>> Begin Data rows
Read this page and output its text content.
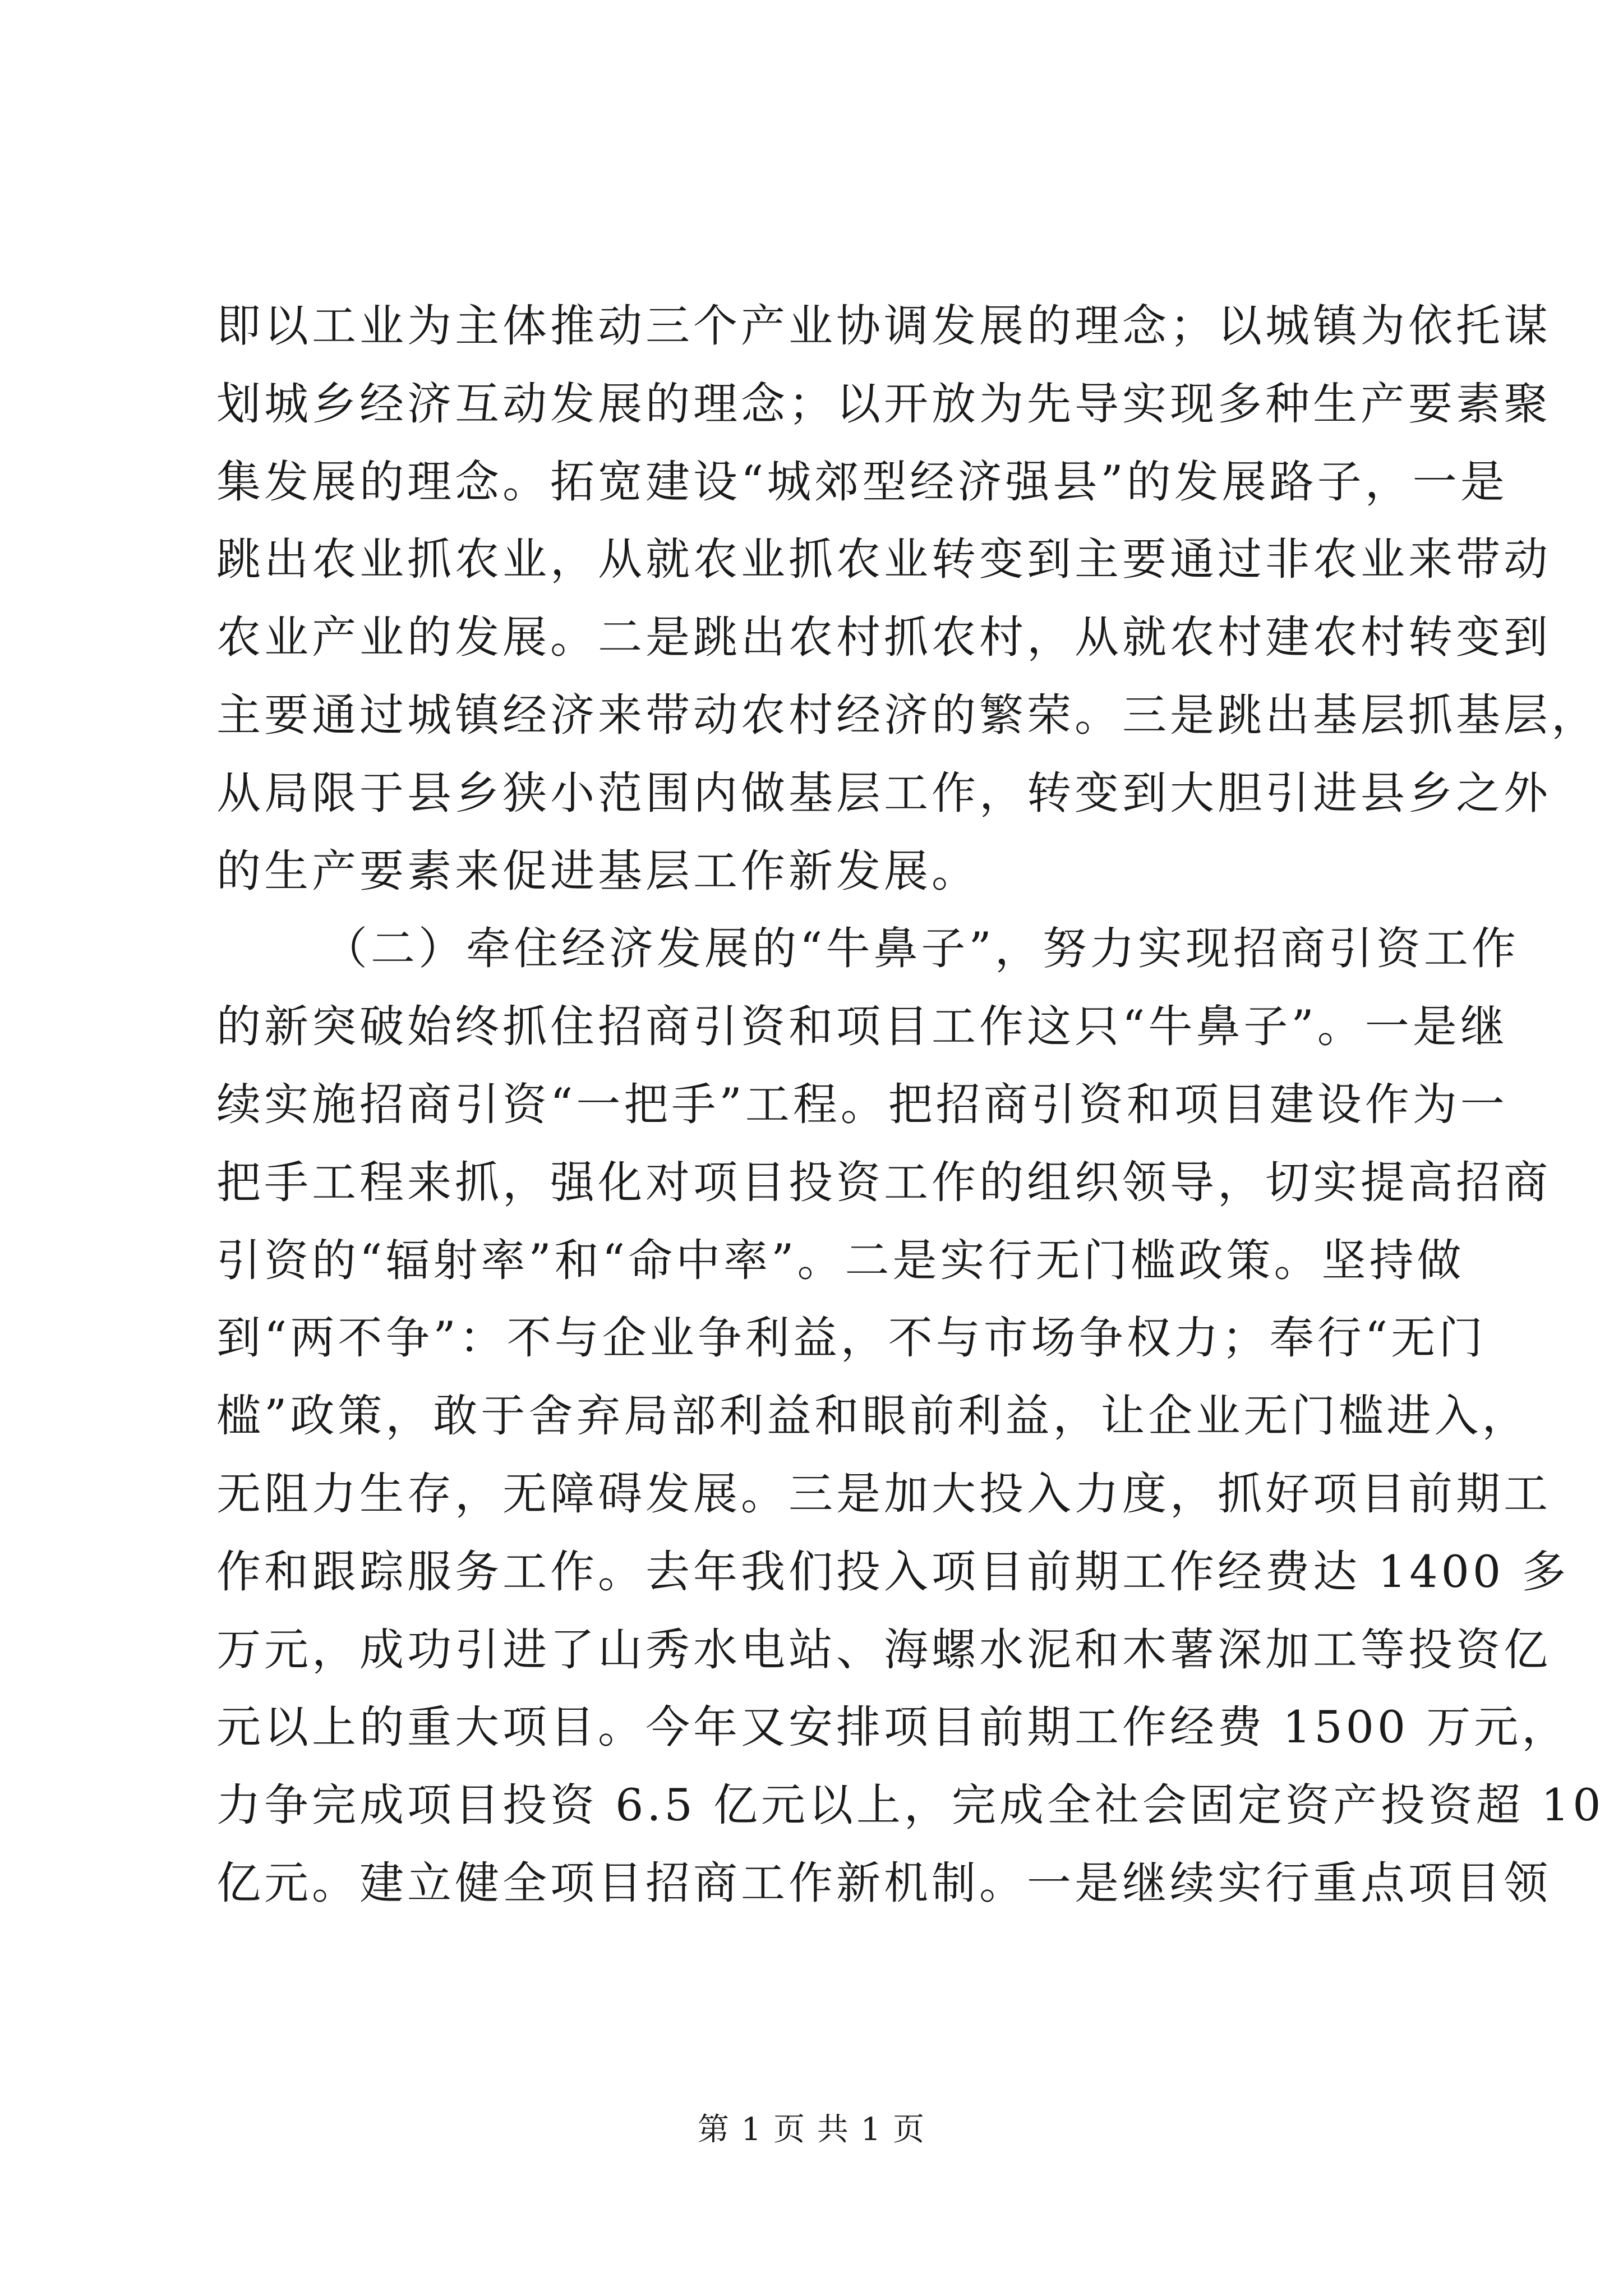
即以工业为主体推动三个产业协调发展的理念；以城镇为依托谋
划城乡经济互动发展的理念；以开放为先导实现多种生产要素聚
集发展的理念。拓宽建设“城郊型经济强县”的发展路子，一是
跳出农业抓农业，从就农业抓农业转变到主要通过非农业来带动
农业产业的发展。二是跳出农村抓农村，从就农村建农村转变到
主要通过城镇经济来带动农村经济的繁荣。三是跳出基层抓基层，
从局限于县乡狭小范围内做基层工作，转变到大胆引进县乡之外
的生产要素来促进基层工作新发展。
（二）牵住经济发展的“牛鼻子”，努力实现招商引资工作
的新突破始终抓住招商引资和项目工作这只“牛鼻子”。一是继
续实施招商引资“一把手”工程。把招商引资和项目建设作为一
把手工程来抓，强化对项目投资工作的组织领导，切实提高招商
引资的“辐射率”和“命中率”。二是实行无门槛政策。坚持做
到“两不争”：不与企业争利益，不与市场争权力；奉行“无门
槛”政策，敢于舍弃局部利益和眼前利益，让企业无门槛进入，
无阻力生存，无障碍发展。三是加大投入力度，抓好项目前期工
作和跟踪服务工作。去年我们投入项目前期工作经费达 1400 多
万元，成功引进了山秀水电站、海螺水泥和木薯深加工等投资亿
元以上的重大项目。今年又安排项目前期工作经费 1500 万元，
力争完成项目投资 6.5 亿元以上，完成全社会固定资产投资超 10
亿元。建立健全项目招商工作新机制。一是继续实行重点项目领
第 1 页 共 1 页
>> End Data rows
Requirement - Reproduce the full material exactly, excluding the pictures.

Result of this exercise -
Read this page and output its text content.
即以工业为主体推动三个产业协调发展的理念；以城镇为依托谋
划城乡经济互动发展的理念；以开放为先导实现多种生产要素聚
集发展的理念。拓宽建设“城郊型经济强县”的发展路子，一是
跳出农业抓农业，从就农业抓农业转变到主要通过非农业来带动
农业产业的发展。二是跳出农村抓农村，从就农村建农村转变到
主要通过城镇经济来带动农村经济的繁荣。三是跳出基层抓基层，
从局限于县乡狭小范围内做基层工作，转变到大胆引进县乡之外
的生产要素来促进基层工作新发展。
（二）牵住经济发展的“牛鼻子”，努力实现招商引资工作
的新突破始终抓住招商引资和项目工作这只“牛鼻子”。一是继
续实施招商引资“一把手”工程。把招商引资和项目建设作为一
把手工程来抓，强化对项目投资工作的组织领导，切实提高招商
引资的“辐射率”和“命中率”。二是实行无门槛政策。坚持做
到“两不争”：不与企业争利益，不与市场争权力；奉行“无门
槛”政策，敢于舍弃局部利益和眼前利益，让企业无门槛进入，
无阻力生存，无障碍发展。三是加大投入力度，抓好项目前期工
作和跟踪服务工作。去年我们投入项目前期工作经费达 1400 多
万元，成功引进了山秀水电站、海螺水泥和木薯深加工等投资亿
元以上的重大项目。今年又安排项目前期工作经费 1500 万元，
力争完成项目投资 6.5 亿元以上，完成全社会固定资产投资超 10
亿元。建立健全项目招商工作新机制。一是继续实行重点项目领
第 1 页 共 1 页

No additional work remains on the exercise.